*WHAT TO WORK ON*
Check each line of the material below for the string "DLEG", then report how many lines have it, and nothing else.
__________
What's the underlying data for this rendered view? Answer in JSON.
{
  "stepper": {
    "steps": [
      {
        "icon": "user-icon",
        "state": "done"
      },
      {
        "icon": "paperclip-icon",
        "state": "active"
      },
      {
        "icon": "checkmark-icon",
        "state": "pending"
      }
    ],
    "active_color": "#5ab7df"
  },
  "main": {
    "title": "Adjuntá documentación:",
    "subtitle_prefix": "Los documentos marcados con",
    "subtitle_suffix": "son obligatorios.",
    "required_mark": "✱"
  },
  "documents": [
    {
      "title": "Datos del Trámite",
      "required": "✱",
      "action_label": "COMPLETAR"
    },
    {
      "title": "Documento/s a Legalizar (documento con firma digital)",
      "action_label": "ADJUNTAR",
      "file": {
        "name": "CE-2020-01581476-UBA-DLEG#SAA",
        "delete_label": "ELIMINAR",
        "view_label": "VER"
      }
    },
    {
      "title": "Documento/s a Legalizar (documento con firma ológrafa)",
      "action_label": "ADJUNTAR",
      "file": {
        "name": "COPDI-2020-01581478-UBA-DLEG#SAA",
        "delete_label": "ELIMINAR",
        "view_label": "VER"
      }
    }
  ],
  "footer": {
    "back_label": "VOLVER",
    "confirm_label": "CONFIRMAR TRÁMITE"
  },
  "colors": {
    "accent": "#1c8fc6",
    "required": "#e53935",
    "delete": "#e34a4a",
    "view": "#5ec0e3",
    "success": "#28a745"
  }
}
__________
*REPLY*
2